## start Records to process

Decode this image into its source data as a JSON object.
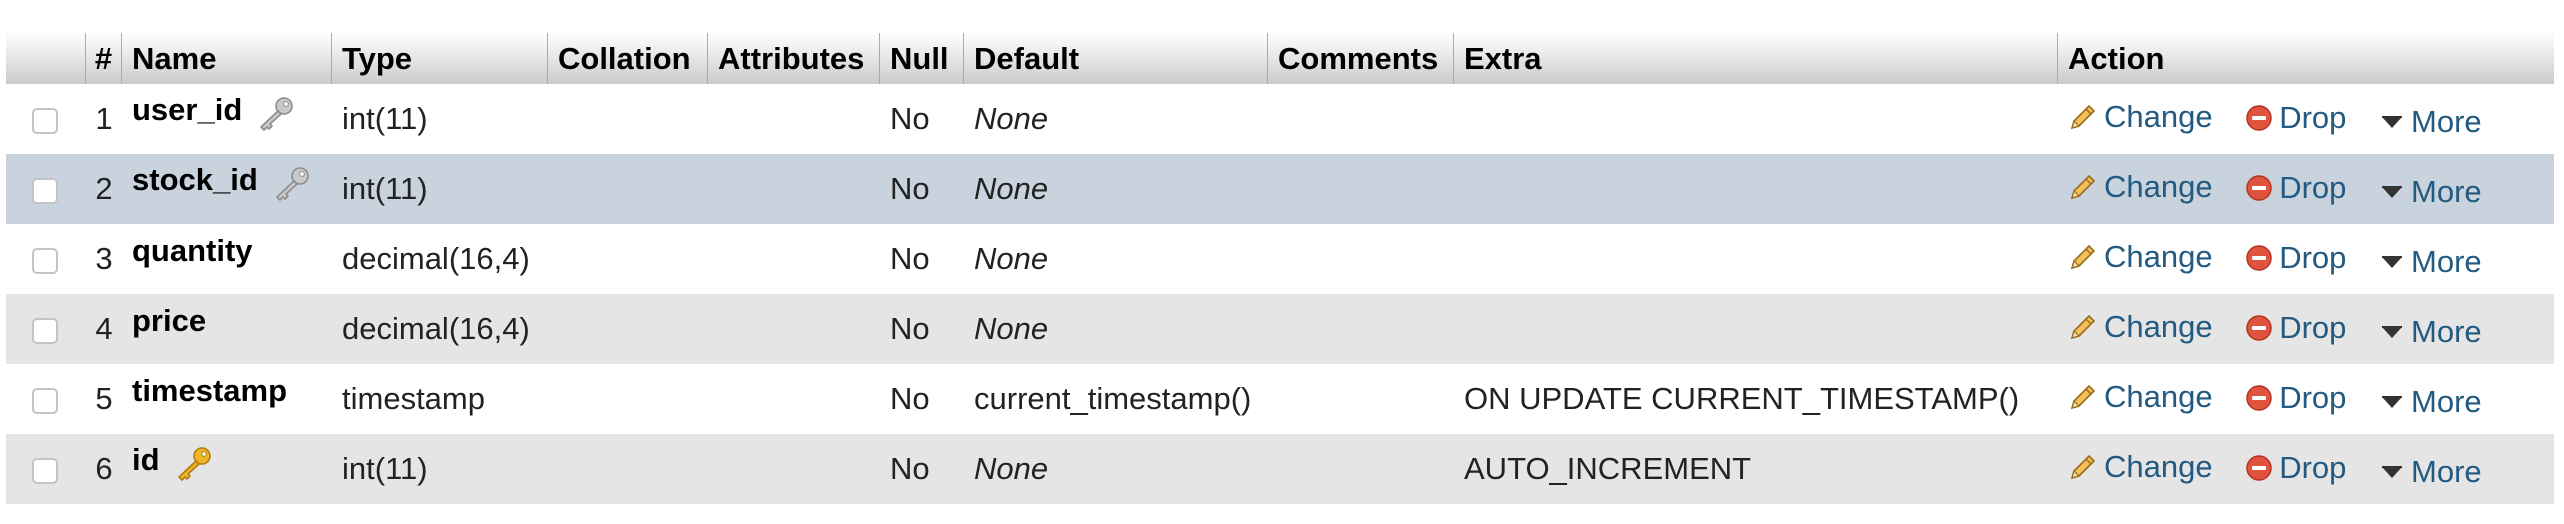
{
  "table": {
    "headers": {
      "num": "#",
      "name": "Name",
      "type": "Type",
      "collation": "Collation",
      "attributes": "Attributes",
      "null": "Null",
      "default": "Default",
      "comments": "Comments",
      "extra": "Extra",
      "action": "Action"
    },
    "rows": [
      {
        "num": "1",
        "name": "user_id",
        "key": "index",
        "type": "int(11)",
        "collation": "",
        "attributes": "",
        "null": "No",
        "default": "None",
        "default_italic": true,
        "comments": "",
        "extra": "",
        "highlighted": false
      },
      {
        "num": "2",
        "name": "stock_id",
        "key": "index",
        "type": "int(11)",
        "collation": "",
        "attributes": "",
        "null": "No",
        "default": "None",
        "default_italic": true,
        "comments": "",
        "extra": "",
        "highlighted": true
      },
      {
        "num": "3",
        "name": "quantity",
        "key": "none",
        "type": "decimal(16,4)",
        "collation": "",
        "attributes": "",
        "null": "No",
        "default": "None",
        "default_italic": true,
        "comments": "",
        "extra": "",
        "highlighted": false
      },
      {
        "num": "4",
        "name": "price",
        "key": "none",
        "type": "decimal(16,4)",
        "collation": "",
        "attributes": "",
        "null": "No",
        "default": "None",
        "default_italic": true,
        "comments": "",
        "extra": "",
        "highlighted": false
      },
      {
        "num": "5",
        "name": "timestamp",
        "key": "none",
        "type": "timestamp",
        "collation": "",
        "attributes": "",
        "null": "No",
        "default": "current_timestamp()",
        "default_italic": false,
        "comments": "",
        "extra": "ON UPDATE CURRENT_TIMESTAMP()",
        "highlighted": false
      },
      {
        "num": "6",
        "name": "id",
        "key": "primary",
        "type": "int(11)",
        "collation": "",
        "attributes": "",
        "null": "No",
        "default": "None",
        "default_italic": true,
        "comments": "",
        "extra": "AUTO_INCREMENT",
        "highlighted": false
      }
    ],
    "actions": {
      "change": "Change",
      "drop": "Drop",
      "more": "More"
    }
  },
  "icons": {
    "index_key": "grey-key-icon",
    "primary_key": "gold-key-icon",
    "change": "pencil-icon",
    "drop": "drop-icon",
    "more": "triangle-down-icon"
  },
  "colors": {
    "link": "#235a81",
    "row_even": "#e5e5e5",
    "row_highlight": "#c8d3de",
    "drop_red": "#e0533e",
    "primary_key_gold": "#f0b429"
  }
}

## end Records to process

What the task requires: Where a line contains "name", copy that line.

Final answer:
      "name": "Name",
        "name": "user_id",
        "name": "stock_id",
        "name": "quantity",
        "name": "price",
        "name": "timestamp",
        "name": "id",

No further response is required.